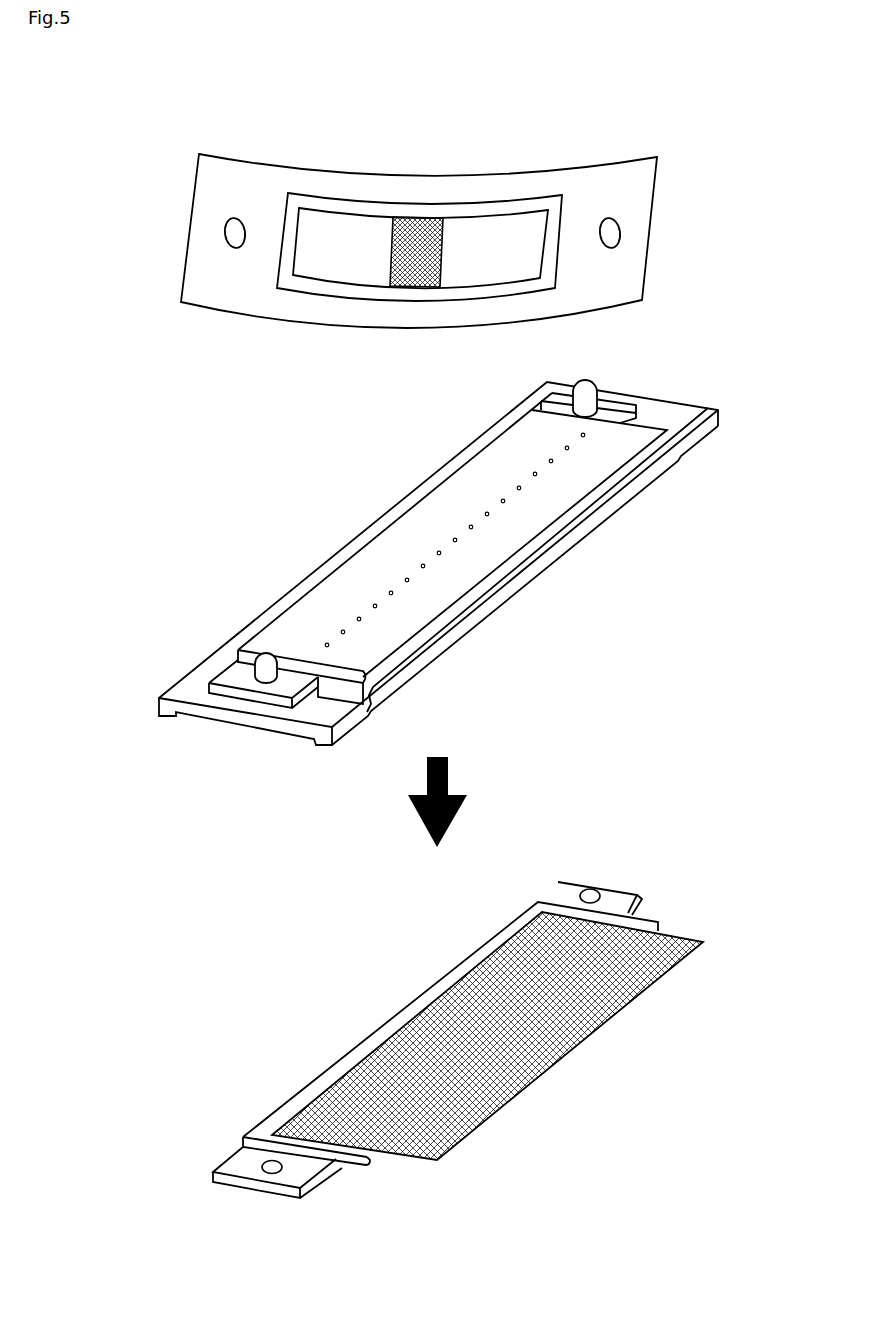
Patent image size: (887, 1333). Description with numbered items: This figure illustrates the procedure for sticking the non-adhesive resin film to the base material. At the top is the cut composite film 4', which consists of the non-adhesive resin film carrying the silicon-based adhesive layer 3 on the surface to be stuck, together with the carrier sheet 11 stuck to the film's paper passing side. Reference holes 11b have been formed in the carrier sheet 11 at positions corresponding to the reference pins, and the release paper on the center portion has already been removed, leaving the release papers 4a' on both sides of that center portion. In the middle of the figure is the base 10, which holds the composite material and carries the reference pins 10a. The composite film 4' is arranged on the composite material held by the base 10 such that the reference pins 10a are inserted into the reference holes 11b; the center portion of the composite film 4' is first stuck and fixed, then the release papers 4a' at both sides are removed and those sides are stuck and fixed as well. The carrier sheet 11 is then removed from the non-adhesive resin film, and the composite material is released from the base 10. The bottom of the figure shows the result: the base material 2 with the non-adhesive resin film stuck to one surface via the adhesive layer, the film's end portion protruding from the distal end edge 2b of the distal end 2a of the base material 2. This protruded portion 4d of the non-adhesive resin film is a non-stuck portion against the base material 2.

The base material 2 is at (263, 1129).
The distal end 2a is at (355, 1167).
The distal end edge 2b is at (377, 1162).
The silicon-based adhesive layer 3 is at (440, 226).
The composite film 4' is at (427, 206).
The release papers 4a' is at (430, 202).
The protruded portion 4d is at (520, 1070).
The base 10 is at (670, 415).
The reference pins 10a is at (588, 383).
The carrier sheet 11 is at (270, 172).
The reference holes 11b is at (235, 232).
···
### EXERCISE GOAL
Reproduce every row above word for word, but leave out the picture.

### FULL RESPONSE
Patent image size: (887, 1333). Description with numbered items: This figure illustrates the procedure for sticking the non-adhesive resin film to the base material. At the top is the cut composite film 4', which consists of the non-adhesive resin film carrying the silicon-based adhesive layer 3 on the surface to be stuck, together with the carrier sheet 11 stuck to the film's paper passing side. Reference holes 11b have been formed in the carrier sheet 11 at positions corresponding to the reference pins, and the release paper on the center portion has already been removed, leaving the release papers 4a' on both sides of that center portion. In the middle of the figure is the base 10, which holds the composite material and carries the reference pins 10a. The composite film 4' is arranged on the composite material held by the base 10 such that the reference pins 10a are inserted into the reference holes 11b; the center portion of the composite film 4' is first stuck and fixed, then the release papers 4a' at both sides are removed and those sides are stuck and fixed as well. The carrier sheet 11 is then removed from the non-adhesive resin film, and the composite material is released from the base 10. The bottom of the figure shows the result: the base material 2 with the non-adhesive resin film stuck to one surface via the adhesive layer, the film's end portion protruding from the distal end edge 2b of the distal end 2a of the base material 2. This protruded portion 4d of the non-adhesive resin film is a non-stuck portion against the base material 2.

The base material 2 is at (263, 1129).
The distal end 2a is at (355, 1167).
The distal end edge 2b is at (377, 1162).
The silicon-based adhesive layer 3 is at (440, 226).
The composite film 4' is at (427, 206).
The release papers 4a' is at (430, 202).
The protruded portion 4d is at (520, 1070).
The base 10 is at (670, 415).
The reference pins 10a is at (588, 383).
The carrier sheet 11 is at (270, 172).
The reference holes 11b is at (235, 232).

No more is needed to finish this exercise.